*PROVIDED DATA:*

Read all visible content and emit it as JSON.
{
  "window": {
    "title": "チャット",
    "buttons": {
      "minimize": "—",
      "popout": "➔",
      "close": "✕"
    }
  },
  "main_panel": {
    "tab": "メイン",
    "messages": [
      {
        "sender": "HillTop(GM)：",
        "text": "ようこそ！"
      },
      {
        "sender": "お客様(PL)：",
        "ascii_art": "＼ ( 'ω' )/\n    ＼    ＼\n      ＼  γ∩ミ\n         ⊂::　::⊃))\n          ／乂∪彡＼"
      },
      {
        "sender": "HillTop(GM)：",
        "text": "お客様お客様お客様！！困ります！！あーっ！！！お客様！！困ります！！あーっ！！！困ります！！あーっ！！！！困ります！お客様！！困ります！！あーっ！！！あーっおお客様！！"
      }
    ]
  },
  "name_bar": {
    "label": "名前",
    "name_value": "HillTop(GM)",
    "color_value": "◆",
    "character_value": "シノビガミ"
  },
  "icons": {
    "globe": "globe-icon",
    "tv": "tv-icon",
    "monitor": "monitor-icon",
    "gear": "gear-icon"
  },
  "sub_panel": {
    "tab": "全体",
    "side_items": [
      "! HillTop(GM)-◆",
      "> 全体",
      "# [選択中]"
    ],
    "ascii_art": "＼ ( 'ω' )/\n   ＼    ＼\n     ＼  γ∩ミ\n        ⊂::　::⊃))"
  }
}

*WHAT TO DO:* Each entry above is to be set down again in exactly the same words.

*EXERCISE SOLUTION:*
Read all visible content and emit it as JSON.
{
  "window": {
    "title": "チャット",
    "buttons": {
      "minimize": "—",
      "popout": "➔",
      "close": "✕"
    }
  },
  "main_panel": {
    "tab": "メイン",
    "messages": [
      {
        "sender": "HillTop(GM)：",
        "text": "ようこそ！"
      },
      {
        "sender": "お客様(PL)：",
        "ascii_art": "＼ ( 'ω' )/\n    ＼    ＼\n      ＼  γ∩ミ\n         ⊂::　::⊃))\n          ／乂∪彡＼"
      },
      {
        "sender": "HillTop(GM)：",
        "text": "お客様お客様お客様！！困ります！！あーっ！！！お客様！！困ります！！あーっ！！！困ります！！あーっ！！！！困ります！お客様！！困ります！！あーっ！！！あーっおお客様！！"
      }
    ]
  },
  "name_bar": {
    "label": "名前",
    "name_value": "HillTop(GM)",
    "color_value": "◆",
    "character_value": "シノビガミ"
  },
  "icons": {
    "globe": "globe-icon",
    "tv": "tv-icon",
    "monitor": "monitor-icon",
    "gear": "gear-icon"
  },
  "sub_panel": {
    "tab": "全体",
    "side_items": [
      "! HillTop(GM)-◆",
      "> 全体",
      "# [選択中]"
    ],
    "ascii_art": "＼ ( 'ω' )/\n   ＼    ＼\n     ＼  γ∩ミ\n        ⊂::　::⊃))"
  }
}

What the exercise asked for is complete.